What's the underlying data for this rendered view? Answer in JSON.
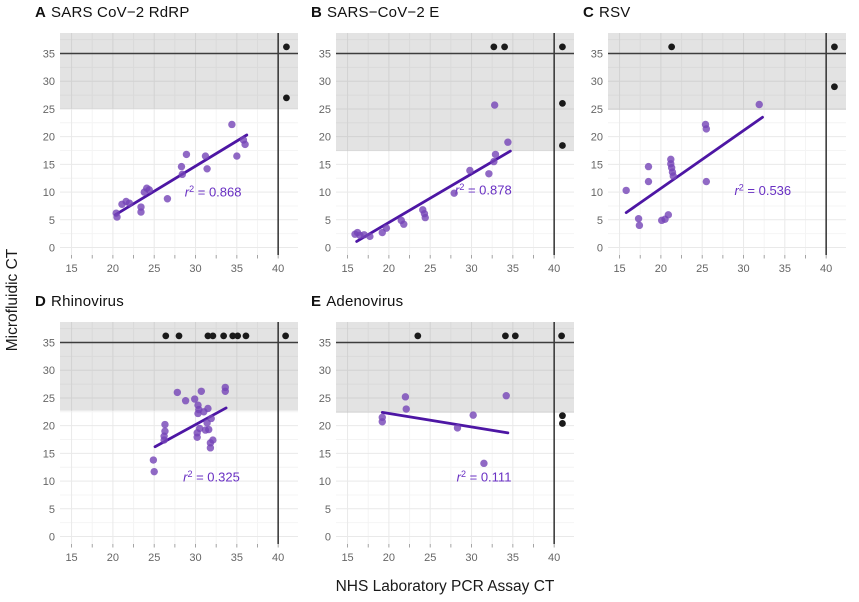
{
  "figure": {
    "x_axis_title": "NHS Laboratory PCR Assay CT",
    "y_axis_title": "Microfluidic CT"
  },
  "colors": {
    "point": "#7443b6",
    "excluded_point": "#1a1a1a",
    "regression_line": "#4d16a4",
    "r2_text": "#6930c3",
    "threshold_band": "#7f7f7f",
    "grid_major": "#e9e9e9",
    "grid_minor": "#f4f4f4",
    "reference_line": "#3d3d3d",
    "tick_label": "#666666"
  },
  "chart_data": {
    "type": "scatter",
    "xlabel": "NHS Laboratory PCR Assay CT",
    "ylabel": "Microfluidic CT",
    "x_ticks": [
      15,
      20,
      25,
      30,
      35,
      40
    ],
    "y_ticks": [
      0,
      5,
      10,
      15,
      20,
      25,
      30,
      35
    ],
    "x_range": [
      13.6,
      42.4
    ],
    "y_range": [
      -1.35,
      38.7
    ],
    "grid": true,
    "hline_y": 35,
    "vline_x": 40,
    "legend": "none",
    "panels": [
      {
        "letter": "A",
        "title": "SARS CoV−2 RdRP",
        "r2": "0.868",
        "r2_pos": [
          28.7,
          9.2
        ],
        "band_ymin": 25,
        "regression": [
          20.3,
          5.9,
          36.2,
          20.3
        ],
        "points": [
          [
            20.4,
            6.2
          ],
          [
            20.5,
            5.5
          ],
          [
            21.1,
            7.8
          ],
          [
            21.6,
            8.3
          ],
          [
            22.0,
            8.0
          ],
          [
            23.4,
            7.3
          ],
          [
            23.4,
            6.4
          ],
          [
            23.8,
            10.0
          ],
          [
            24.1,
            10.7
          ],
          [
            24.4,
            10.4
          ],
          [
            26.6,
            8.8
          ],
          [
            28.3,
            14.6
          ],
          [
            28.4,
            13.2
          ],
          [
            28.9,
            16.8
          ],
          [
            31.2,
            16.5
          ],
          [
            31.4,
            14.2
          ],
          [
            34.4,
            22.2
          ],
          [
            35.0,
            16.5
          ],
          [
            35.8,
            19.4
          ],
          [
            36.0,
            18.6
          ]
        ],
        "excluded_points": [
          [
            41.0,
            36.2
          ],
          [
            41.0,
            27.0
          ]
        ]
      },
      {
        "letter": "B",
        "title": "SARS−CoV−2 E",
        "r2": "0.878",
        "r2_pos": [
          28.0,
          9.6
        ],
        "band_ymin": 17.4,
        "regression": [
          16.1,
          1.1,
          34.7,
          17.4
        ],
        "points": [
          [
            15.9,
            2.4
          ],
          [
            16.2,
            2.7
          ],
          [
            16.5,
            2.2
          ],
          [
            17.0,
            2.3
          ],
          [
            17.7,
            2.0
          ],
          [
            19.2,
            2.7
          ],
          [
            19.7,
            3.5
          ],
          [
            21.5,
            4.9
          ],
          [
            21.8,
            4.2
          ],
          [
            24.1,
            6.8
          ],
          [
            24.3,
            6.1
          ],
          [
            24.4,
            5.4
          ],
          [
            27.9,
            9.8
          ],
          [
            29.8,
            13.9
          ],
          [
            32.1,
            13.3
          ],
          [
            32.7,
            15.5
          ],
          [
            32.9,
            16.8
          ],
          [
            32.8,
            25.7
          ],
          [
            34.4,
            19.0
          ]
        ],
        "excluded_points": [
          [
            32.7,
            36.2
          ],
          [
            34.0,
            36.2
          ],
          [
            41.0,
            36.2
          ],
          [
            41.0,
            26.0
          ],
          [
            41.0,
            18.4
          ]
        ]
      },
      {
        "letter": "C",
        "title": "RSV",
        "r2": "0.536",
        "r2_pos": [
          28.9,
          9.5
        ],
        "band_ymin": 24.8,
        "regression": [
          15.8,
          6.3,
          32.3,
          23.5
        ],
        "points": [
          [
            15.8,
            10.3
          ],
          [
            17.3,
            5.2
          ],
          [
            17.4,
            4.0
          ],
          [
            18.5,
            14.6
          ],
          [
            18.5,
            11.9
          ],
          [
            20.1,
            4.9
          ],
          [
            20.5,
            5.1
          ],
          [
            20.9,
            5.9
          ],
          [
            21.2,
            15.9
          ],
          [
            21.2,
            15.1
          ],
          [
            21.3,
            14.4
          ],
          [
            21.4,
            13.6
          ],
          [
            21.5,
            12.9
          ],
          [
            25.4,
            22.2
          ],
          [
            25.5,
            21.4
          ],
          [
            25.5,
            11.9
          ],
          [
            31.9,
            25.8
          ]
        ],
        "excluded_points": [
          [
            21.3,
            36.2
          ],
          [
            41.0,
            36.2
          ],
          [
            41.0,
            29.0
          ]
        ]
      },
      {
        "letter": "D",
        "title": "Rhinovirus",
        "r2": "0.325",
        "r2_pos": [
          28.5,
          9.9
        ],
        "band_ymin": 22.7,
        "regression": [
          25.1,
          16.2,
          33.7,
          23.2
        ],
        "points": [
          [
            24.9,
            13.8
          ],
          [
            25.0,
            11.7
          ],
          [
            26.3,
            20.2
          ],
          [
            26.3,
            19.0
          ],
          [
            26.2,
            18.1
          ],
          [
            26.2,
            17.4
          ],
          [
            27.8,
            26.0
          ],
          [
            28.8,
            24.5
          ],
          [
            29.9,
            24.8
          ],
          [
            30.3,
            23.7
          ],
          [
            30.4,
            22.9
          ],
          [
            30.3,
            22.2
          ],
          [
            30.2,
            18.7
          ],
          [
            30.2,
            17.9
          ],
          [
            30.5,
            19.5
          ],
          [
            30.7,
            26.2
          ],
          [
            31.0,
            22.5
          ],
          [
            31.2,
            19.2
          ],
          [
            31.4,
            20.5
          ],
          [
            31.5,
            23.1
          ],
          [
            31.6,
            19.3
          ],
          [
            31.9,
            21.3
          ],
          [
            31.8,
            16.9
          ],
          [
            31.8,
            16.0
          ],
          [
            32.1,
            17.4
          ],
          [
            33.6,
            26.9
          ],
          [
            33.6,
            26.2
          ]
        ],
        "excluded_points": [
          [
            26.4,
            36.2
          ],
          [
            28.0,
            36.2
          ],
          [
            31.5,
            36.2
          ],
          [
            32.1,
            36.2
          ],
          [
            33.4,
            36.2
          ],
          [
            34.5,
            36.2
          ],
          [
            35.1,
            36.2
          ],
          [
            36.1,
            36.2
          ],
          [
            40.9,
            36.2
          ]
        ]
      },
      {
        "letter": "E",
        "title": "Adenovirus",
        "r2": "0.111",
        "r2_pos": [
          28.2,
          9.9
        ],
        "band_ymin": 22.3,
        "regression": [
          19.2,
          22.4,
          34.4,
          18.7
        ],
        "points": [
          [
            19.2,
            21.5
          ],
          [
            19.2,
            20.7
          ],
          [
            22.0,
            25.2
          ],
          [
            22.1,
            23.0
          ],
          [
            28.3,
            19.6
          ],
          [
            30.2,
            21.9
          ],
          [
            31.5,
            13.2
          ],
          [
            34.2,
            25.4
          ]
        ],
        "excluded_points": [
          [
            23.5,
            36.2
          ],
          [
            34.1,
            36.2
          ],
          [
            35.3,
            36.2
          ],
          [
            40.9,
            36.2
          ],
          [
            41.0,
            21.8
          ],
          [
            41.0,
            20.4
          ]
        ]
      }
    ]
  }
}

[Exercise directions]
All lines with the word "Laboratory" should be copied from the material above.

[Solution to this problem]
    "x_axis_title": "NHS Laboratory PCR Assay CT",
    "xlabel": "NHS Laboratory PCR Assay CT",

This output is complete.